* [What you should do] Write out every entry exactly as it stands.

Collected data entries:
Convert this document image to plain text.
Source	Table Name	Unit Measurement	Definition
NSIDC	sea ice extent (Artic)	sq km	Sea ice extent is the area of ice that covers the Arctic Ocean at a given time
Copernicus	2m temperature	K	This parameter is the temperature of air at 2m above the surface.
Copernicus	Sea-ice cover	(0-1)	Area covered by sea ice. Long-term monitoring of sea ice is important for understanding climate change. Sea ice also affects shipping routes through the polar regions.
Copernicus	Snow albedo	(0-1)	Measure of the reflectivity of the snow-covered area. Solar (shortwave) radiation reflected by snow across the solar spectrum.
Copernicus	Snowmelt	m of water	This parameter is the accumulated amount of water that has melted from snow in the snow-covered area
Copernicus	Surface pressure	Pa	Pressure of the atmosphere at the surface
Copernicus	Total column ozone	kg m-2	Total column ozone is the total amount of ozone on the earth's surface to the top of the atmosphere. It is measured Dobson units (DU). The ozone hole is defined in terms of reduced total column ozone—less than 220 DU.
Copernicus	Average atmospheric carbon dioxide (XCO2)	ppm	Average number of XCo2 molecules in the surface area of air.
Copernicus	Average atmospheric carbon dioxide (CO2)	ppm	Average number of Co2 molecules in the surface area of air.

* [Answer to this task]
Convert this document image to plain text.
Source	Table Name	Unit Measurement	Definition
NSIDC	sea ice extent (Artic)	sq km	Sea ice extent is the area of ice that covers the Arctic Ocean at a given time
Copernicus	2m temperature	K	This parameter is the temperature of air at 2m above the surface.
Copernicus	Sea-ice cover	(0-1)	Area covered by sea ice. Long-term monitoring of sea ice is important for understanding climate change. Sea ice also affects shipping routes through the polar regions.
Copernicus	Snow albedo	(0-1)	Measure of the reflectivity of the snow-covered area. Solar (shortwave) radiation reflected by snow across the solar spectrum.
Copernicus	Snowmelt	m of water	This parameter is the accumulated amount of water that has melted from snow in the snow-covered area
Copernicus	Surface pressure	Pa	Pressure of the atmosphere at the surface
Copernicus	Total column ozone	kg m-2	Total column ozone is the total amount of ozone on the earth's surface to the top of the atmosphere. It is measured Dobson units (DU). The ozone hole is defined in terms of reduced total column ozone—less than 220 DU.
Copernicus	Average atmospheric carbon dioxide (XCO2)	ppm	Average number of XCo2 molecules in the surface area of air.
Copernicus	Average atmospheric carbon dioxide (CO2)	ppm	Average number of Co2 molecules in the surface area of air.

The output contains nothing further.